Problem statement
Only the number is wanted: how many lines in the data contain "United"?

Material for the task
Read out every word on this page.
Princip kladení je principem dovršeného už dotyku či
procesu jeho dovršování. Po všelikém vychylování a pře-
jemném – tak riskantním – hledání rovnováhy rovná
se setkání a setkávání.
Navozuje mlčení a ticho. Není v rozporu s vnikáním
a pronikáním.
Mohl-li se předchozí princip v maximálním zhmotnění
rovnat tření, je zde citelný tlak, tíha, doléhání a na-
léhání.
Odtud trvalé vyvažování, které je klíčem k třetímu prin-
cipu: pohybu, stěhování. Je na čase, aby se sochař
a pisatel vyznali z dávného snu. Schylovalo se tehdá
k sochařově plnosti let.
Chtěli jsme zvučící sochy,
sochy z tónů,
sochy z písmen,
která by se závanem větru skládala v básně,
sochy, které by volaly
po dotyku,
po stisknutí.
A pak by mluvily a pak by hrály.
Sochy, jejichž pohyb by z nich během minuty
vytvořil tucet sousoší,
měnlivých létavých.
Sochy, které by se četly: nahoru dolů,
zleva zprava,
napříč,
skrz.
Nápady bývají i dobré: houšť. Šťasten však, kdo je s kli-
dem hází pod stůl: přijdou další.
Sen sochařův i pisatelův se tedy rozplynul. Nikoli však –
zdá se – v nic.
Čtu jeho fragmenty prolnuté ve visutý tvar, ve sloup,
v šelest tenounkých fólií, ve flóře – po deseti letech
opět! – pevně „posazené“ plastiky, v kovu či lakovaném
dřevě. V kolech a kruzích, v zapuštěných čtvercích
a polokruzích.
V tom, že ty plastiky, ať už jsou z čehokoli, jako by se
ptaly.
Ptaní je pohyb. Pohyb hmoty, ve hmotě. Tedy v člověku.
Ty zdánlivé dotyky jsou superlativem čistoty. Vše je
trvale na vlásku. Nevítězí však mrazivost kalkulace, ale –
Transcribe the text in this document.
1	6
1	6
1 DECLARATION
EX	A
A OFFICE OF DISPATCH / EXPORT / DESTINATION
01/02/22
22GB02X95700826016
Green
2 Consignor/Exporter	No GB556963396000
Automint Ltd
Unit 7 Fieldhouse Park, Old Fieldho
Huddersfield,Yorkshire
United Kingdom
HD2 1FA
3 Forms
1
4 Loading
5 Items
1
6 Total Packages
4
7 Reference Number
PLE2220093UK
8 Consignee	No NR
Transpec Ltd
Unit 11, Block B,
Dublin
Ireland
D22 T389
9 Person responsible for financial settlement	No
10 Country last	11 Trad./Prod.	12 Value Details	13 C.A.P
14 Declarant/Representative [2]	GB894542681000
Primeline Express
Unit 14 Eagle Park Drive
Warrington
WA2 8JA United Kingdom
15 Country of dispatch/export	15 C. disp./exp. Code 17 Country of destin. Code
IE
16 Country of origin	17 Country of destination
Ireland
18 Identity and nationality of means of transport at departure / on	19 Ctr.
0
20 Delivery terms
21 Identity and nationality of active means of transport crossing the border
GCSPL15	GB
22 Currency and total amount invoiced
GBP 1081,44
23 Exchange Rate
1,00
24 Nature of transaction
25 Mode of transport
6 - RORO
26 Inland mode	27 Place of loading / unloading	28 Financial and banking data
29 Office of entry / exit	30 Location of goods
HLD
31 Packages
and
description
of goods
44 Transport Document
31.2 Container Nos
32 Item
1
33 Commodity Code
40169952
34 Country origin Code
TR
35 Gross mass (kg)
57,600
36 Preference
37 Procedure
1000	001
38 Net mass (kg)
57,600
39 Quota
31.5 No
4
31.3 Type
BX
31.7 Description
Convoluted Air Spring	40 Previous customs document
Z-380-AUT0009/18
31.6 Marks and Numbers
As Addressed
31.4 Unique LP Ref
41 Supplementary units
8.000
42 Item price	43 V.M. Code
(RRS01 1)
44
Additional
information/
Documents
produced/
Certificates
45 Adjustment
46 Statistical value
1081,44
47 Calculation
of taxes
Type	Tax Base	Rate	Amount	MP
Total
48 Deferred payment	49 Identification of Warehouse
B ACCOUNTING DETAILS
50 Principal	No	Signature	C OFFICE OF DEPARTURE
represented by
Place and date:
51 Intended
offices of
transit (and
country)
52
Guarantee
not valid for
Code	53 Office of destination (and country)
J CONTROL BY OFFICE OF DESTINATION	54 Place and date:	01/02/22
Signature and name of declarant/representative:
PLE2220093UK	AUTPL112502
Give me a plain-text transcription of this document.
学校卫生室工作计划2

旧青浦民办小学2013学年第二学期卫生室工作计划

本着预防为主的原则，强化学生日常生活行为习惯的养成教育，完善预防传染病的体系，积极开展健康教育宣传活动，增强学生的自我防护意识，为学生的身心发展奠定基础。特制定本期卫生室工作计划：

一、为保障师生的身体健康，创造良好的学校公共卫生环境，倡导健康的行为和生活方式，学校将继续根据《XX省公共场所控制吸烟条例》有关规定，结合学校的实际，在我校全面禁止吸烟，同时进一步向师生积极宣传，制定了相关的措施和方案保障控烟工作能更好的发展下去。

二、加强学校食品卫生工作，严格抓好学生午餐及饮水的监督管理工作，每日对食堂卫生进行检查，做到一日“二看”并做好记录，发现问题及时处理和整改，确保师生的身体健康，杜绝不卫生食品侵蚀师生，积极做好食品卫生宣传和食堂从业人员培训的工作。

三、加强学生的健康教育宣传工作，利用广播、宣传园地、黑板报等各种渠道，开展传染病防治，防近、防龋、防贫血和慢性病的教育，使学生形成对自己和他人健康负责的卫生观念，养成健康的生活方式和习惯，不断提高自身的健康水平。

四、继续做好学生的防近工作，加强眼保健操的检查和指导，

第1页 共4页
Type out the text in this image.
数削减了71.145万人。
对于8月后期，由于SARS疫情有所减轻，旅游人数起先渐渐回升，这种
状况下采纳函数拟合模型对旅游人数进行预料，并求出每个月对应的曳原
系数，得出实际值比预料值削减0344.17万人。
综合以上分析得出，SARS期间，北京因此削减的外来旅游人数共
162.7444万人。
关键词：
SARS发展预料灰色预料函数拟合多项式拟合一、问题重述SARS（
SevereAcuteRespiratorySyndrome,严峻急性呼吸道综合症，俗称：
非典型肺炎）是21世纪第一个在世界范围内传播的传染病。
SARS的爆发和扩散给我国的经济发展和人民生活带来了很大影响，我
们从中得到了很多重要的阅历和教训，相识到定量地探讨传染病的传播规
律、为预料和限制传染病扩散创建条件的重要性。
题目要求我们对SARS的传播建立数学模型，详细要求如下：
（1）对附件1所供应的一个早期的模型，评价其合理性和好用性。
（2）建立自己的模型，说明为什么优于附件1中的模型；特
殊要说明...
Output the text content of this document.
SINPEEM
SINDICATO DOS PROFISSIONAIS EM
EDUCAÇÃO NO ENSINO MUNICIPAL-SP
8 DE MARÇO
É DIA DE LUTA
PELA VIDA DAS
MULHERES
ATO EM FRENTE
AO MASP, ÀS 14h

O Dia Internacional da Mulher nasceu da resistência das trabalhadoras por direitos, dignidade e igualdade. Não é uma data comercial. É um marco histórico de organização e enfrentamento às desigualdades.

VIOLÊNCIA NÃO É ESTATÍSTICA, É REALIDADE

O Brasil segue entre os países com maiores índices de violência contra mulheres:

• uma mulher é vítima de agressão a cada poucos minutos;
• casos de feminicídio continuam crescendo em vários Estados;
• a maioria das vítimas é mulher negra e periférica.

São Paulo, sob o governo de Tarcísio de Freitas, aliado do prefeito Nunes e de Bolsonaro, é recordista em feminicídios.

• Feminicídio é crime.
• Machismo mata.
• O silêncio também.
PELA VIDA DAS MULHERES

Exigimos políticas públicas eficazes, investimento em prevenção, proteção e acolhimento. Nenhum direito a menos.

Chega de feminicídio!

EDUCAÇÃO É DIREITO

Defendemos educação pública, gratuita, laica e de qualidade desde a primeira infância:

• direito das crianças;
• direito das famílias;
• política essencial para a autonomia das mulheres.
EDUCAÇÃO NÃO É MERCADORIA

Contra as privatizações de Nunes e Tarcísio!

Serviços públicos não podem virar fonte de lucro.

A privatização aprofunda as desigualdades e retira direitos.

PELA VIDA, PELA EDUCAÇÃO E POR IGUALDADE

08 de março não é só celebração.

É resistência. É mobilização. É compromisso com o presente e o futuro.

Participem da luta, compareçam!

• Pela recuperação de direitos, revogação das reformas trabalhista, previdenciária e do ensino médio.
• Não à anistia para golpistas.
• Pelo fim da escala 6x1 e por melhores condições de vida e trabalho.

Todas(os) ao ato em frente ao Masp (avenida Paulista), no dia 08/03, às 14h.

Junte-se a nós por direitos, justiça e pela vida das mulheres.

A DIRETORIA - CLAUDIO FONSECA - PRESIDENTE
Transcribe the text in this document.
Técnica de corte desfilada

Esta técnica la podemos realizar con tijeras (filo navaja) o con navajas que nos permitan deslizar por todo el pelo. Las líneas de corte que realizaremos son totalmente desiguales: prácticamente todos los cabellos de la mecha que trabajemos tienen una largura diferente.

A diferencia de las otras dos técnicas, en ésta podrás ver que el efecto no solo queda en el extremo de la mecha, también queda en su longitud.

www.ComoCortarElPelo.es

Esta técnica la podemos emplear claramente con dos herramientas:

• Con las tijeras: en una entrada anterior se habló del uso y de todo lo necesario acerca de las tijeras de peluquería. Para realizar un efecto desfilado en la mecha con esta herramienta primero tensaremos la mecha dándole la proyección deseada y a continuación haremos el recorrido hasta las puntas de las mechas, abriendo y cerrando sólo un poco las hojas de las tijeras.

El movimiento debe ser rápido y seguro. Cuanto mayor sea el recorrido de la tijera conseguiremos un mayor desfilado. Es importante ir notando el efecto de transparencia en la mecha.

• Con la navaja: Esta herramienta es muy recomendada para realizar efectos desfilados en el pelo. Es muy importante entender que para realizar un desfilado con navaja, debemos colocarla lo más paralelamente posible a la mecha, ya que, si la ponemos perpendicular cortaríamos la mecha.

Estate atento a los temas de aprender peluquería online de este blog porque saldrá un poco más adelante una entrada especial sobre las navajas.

Final answer
2